# Provided material
------------------------------------------------------------------------

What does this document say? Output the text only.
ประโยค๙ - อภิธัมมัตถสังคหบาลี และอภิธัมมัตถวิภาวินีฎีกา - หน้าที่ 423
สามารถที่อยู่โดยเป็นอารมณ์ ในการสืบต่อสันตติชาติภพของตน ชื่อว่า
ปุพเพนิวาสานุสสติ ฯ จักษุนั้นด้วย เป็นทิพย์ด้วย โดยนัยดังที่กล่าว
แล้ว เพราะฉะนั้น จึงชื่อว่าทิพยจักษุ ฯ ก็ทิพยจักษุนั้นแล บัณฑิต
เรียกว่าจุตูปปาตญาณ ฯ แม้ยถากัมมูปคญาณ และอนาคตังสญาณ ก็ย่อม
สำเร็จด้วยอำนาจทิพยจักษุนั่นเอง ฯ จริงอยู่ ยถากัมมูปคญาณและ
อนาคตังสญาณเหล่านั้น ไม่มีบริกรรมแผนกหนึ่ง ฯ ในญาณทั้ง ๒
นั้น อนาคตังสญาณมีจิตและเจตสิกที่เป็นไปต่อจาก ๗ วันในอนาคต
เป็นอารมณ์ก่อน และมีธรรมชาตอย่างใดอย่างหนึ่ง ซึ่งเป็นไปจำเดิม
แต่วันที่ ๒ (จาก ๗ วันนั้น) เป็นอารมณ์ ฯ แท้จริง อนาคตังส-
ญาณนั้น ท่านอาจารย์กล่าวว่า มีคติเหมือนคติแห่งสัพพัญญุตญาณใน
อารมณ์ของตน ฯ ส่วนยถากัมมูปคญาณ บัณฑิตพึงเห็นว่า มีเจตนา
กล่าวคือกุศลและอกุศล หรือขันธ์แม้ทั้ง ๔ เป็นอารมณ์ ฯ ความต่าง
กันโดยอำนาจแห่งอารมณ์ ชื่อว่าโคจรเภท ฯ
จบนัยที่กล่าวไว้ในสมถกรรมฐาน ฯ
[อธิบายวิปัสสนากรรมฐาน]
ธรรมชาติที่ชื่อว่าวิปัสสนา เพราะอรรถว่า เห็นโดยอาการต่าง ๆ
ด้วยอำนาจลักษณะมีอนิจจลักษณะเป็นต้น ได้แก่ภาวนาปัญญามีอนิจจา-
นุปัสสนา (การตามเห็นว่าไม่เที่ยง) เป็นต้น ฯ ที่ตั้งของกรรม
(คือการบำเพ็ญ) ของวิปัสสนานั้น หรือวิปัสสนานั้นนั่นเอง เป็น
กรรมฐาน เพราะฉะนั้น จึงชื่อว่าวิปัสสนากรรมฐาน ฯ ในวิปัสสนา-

------------------------------------------------------------------------

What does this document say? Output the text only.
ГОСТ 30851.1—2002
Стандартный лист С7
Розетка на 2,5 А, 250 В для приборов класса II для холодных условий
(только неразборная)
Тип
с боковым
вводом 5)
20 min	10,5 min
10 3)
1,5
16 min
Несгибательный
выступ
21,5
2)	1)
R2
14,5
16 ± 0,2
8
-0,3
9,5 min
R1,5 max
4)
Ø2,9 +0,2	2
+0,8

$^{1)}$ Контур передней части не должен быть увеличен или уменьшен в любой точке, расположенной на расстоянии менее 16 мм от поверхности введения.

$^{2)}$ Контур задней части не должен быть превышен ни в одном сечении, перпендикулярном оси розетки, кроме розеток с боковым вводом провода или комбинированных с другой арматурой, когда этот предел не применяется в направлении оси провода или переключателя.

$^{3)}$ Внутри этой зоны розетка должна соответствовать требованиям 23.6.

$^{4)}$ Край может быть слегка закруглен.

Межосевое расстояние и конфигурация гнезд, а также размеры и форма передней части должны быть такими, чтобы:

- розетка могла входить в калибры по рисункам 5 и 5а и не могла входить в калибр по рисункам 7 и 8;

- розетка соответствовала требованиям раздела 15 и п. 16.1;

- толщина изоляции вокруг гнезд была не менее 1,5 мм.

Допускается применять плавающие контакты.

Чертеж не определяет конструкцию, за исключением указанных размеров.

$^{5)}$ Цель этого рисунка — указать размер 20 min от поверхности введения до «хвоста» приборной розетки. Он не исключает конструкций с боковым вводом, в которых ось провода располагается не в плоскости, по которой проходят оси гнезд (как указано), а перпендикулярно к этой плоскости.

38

------------------------------------------------------------------------

# Challenge
The required output is the number of lines containing the word "провода", and nothing besides.

# Written response
2